### WRITTEN PROBLEM
Answer with one number: the count of lines in this material that hold the word "Windows".

### GIVEN RECORDS
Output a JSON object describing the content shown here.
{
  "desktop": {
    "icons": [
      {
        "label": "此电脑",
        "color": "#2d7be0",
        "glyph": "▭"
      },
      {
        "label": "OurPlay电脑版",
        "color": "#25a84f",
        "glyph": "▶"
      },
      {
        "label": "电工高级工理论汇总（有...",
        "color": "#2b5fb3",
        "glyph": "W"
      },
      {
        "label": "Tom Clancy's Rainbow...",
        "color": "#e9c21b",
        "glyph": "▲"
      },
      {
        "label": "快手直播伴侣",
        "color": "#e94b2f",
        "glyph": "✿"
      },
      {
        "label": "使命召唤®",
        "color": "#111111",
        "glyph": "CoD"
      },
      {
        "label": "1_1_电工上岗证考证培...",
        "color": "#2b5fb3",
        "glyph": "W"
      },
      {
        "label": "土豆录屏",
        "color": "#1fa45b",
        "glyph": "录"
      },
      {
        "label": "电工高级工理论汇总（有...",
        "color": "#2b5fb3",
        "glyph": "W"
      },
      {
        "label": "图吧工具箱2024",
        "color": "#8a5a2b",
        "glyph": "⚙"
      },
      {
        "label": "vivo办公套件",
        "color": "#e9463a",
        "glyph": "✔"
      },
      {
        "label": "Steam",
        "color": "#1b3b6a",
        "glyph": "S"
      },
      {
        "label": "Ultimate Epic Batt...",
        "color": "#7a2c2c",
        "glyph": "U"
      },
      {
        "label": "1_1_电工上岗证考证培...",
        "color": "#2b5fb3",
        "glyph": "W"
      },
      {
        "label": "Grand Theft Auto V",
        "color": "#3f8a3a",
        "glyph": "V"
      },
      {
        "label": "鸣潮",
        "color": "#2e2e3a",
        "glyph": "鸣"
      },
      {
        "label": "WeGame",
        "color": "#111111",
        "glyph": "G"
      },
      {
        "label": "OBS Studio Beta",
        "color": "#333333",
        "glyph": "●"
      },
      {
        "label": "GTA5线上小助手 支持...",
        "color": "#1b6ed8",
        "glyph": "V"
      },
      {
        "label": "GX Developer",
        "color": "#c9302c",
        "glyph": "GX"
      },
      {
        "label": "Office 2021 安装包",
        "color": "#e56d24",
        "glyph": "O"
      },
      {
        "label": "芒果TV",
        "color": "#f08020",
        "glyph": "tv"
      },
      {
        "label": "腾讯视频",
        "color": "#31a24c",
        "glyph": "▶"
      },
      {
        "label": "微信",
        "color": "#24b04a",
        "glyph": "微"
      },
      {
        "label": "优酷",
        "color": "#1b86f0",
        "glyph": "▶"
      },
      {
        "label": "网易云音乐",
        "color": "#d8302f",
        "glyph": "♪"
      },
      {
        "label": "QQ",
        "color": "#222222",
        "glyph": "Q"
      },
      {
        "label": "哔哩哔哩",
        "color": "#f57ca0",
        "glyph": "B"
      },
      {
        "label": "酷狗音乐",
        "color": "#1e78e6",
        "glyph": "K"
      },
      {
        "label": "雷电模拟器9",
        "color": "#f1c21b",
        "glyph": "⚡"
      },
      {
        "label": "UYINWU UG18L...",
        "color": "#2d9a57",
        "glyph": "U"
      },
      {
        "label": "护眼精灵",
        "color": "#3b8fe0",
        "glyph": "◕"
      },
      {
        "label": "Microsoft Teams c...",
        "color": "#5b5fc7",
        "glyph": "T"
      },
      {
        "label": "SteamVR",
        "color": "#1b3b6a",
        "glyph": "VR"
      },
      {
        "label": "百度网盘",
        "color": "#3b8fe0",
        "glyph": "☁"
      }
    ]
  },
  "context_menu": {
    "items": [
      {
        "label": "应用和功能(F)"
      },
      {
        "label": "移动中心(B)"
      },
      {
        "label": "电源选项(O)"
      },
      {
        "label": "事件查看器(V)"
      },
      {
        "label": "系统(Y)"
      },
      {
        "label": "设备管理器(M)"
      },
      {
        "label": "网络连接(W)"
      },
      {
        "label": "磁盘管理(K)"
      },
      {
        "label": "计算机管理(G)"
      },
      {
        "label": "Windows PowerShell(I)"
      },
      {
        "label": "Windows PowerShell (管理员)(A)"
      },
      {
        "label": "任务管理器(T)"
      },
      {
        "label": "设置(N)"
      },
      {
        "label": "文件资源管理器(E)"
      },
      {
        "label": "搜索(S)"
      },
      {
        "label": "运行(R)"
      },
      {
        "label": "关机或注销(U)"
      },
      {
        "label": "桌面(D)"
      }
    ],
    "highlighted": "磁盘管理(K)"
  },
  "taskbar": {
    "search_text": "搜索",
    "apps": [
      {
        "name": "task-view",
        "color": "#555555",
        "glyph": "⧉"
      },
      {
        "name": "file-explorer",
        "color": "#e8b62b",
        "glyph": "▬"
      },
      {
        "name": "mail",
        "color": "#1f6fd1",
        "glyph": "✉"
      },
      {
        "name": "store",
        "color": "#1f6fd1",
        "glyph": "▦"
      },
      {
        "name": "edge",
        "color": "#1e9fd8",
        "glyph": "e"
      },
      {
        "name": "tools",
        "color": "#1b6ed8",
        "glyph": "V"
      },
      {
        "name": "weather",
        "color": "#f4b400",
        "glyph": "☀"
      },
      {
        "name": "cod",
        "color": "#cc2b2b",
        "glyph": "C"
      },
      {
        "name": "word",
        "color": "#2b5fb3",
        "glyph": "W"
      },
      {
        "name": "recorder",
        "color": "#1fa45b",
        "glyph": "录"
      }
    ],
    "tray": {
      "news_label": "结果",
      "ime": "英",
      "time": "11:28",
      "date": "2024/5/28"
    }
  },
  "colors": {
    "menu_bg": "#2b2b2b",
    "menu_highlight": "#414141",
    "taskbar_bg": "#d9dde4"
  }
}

### FINAL ANSWER
2